• EXERCISE BRIEF:
Determine the count of lines holding "name" and give that count alone.

─── DATASET ENTRIES ───

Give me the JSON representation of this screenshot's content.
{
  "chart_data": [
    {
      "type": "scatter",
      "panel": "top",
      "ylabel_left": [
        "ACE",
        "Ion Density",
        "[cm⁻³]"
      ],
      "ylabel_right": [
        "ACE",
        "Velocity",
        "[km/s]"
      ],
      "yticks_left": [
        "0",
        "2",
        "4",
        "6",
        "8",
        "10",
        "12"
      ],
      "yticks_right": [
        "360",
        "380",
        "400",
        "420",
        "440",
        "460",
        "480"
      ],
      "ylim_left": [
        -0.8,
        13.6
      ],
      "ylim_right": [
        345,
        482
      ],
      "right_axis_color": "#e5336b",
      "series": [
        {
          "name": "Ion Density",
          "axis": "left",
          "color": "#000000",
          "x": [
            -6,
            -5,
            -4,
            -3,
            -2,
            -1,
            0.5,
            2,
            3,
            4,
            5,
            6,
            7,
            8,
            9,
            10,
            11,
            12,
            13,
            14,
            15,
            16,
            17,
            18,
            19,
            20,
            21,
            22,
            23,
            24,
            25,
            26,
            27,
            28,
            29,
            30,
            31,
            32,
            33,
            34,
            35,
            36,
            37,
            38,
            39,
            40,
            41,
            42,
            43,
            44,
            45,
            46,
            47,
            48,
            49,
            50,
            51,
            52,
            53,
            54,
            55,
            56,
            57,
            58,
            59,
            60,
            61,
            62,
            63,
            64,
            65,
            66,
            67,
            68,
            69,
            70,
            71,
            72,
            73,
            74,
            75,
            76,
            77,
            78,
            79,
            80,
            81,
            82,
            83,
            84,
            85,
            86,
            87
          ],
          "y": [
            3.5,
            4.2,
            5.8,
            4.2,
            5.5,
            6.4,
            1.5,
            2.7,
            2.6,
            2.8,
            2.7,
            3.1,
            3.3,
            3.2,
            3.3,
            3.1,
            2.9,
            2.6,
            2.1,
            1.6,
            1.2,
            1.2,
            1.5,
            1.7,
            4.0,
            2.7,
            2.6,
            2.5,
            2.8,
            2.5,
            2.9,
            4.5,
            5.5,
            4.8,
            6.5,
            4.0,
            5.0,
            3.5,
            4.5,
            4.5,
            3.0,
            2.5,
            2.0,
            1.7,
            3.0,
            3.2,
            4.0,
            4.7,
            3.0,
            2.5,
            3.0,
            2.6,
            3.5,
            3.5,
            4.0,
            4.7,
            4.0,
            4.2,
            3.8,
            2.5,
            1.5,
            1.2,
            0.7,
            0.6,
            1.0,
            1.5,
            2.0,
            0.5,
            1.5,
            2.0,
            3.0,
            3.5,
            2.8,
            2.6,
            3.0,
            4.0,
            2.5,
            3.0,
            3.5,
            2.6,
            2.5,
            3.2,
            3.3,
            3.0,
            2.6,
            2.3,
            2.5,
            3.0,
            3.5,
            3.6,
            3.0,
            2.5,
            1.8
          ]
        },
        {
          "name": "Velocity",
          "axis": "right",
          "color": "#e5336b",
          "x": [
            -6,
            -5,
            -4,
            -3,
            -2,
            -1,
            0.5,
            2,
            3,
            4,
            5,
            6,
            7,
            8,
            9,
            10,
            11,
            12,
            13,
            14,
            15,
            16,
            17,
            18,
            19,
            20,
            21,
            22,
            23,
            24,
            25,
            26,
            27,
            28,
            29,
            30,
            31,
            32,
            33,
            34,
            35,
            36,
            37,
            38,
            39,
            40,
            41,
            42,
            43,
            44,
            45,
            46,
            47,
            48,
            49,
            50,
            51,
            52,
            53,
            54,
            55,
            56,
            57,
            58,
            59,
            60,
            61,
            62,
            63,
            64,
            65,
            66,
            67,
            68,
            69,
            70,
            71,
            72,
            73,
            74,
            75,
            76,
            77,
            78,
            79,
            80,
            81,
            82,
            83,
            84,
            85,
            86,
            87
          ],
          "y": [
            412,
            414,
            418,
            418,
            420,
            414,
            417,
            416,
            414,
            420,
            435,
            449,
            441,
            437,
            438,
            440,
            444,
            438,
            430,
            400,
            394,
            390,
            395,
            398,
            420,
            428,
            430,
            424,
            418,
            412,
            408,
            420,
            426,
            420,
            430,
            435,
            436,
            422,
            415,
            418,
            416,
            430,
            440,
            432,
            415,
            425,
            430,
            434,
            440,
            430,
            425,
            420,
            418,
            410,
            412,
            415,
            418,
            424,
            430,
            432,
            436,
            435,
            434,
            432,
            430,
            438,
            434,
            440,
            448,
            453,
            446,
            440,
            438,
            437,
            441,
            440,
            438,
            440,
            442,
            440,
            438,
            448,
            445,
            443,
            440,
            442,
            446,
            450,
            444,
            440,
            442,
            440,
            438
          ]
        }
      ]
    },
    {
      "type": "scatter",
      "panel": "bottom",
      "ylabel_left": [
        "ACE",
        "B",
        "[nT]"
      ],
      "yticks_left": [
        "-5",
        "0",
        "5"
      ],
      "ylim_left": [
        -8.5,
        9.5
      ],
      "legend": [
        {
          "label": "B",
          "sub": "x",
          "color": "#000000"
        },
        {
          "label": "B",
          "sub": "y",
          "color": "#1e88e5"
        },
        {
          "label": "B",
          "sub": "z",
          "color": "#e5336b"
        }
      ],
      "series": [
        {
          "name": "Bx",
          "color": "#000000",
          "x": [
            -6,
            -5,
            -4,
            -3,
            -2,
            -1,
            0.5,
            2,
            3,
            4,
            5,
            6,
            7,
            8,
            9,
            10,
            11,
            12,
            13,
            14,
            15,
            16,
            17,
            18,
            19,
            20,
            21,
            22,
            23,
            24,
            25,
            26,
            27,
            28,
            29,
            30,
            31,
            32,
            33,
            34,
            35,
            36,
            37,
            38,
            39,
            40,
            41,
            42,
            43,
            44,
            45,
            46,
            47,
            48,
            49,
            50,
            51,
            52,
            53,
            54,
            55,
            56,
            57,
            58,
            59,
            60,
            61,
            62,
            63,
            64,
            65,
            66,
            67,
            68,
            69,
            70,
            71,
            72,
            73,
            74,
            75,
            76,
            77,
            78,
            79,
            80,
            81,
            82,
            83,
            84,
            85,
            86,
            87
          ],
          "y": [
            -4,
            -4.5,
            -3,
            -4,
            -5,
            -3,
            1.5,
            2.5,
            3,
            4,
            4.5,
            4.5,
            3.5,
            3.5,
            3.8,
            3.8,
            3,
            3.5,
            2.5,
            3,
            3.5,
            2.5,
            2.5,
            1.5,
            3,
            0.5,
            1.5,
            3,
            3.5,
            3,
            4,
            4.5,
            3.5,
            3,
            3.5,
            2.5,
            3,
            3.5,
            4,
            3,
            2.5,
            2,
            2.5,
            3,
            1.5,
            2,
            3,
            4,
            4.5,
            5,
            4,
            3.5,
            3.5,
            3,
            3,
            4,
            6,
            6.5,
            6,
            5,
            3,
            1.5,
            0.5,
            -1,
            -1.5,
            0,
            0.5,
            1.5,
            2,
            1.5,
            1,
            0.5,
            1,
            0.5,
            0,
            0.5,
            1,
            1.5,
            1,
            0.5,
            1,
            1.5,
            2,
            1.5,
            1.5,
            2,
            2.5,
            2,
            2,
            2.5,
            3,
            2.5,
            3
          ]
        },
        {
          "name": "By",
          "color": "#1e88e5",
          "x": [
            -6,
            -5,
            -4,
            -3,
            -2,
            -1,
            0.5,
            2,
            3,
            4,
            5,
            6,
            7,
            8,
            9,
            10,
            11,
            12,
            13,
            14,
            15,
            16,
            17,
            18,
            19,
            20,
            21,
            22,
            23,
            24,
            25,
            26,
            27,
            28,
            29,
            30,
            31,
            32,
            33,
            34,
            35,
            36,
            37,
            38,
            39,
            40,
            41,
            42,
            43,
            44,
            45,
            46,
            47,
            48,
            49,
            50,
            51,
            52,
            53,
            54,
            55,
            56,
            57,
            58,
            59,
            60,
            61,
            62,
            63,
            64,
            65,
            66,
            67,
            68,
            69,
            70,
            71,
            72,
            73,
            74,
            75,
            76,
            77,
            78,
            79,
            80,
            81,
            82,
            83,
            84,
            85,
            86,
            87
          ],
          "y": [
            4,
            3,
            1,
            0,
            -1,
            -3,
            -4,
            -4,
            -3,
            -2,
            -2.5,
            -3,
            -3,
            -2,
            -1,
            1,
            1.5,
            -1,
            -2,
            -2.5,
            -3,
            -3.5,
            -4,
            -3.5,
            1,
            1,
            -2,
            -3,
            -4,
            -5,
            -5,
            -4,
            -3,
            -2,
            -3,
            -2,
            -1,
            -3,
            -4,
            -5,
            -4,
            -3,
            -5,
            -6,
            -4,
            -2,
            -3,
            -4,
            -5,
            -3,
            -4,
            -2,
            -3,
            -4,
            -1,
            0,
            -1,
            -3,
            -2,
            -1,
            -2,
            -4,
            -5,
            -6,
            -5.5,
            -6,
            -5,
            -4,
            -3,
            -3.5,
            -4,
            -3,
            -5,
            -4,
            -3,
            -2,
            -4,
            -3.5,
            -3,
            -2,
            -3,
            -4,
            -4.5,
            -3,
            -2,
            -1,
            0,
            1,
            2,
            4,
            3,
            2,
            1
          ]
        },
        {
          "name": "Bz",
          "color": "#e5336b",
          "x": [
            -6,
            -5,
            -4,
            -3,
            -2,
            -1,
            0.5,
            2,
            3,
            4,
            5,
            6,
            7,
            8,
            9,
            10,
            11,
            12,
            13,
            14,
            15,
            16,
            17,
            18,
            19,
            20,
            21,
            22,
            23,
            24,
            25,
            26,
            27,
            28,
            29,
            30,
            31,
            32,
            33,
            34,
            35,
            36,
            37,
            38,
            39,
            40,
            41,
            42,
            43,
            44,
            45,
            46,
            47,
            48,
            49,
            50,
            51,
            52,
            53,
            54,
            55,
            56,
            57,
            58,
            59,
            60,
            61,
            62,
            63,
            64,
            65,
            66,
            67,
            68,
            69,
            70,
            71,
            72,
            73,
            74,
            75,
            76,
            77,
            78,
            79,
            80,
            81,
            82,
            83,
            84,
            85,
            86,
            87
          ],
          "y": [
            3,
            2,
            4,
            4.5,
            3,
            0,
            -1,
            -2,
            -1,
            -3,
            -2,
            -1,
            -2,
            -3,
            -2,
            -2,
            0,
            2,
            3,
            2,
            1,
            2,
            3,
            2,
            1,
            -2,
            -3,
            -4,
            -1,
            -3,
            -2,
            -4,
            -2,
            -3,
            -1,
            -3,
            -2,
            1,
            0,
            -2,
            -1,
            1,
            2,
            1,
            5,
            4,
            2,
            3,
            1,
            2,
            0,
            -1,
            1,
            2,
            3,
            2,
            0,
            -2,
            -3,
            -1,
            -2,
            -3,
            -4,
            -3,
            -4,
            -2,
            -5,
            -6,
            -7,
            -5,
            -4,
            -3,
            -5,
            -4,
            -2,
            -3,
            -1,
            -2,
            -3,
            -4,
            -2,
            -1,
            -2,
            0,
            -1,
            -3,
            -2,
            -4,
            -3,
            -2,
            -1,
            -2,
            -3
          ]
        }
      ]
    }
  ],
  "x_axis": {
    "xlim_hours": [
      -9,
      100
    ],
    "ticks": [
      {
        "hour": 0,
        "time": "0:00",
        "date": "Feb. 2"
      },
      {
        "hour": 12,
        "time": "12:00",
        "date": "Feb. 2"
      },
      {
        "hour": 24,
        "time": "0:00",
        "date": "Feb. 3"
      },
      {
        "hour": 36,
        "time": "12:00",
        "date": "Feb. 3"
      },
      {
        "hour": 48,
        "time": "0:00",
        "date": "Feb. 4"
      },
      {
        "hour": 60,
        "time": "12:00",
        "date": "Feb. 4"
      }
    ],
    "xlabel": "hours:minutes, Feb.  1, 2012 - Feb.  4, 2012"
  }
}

───

• RESPONSE:
5